• SUPPLIED DATA:

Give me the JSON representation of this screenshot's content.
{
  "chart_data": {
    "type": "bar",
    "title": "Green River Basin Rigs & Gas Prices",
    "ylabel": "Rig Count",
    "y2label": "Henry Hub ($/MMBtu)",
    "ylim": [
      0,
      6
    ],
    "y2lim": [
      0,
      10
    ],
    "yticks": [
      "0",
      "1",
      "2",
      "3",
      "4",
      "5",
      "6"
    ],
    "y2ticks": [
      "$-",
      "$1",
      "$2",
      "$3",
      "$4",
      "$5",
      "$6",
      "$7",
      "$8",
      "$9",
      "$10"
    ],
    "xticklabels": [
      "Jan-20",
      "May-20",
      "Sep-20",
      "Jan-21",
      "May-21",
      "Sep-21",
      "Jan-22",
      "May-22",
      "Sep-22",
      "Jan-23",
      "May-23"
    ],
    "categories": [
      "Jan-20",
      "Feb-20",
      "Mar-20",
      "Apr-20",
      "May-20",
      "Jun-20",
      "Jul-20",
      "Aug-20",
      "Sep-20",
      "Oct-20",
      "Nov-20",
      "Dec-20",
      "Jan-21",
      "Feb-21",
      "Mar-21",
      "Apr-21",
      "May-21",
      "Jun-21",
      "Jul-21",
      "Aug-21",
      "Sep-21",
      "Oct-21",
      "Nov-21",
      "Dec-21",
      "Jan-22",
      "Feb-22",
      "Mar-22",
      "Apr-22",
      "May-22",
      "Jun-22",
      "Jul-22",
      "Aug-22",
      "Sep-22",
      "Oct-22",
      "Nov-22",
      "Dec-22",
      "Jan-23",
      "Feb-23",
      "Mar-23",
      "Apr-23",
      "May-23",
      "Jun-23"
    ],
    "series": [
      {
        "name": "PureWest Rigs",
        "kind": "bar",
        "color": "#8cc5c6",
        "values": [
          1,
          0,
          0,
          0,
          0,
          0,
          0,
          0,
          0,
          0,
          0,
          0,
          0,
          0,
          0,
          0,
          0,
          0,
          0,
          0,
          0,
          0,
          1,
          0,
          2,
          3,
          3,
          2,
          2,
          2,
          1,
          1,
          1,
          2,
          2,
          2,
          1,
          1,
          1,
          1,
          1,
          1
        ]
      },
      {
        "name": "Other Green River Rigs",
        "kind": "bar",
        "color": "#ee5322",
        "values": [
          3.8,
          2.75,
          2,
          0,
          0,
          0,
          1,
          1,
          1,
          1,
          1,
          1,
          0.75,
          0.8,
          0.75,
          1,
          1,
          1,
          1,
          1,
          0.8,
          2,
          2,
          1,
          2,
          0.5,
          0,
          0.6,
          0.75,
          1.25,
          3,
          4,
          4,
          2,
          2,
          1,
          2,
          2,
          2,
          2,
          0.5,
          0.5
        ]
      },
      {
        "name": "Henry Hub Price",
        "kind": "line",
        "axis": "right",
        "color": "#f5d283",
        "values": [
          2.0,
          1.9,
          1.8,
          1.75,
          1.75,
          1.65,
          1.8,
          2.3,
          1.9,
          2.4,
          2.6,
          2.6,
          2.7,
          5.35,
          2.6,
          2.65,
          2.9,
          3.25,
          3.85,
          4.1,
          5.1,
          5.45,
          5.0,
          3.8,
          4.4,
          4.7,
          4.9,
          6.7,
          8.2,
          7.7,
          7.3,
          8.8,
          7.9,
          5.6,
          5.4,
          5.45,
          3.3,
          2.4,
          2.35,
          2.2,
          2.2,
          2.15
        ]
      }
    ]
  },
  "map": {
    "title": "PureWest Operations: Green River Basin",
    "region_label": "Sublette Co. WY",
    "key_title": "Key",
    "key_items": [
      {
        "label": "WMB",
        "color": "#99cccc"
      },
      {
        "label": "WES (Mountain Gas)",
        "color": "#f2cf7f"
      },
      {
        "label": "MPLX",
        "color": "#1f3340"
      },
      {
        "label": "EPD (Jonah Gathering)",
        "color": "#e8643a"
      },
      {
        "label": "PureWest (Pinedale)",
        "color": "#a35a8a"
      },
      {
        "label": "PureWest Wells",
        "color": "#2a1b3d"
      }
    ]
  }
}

• PROBLEM TO WORK ON:
Every line that holds the word "name" should be extracted.

• WRITTEN RESPONSE:
        "name": "PureWest Rigs",
        "name": "Other Green River Rigs",
        "name": "Henry Hub Price",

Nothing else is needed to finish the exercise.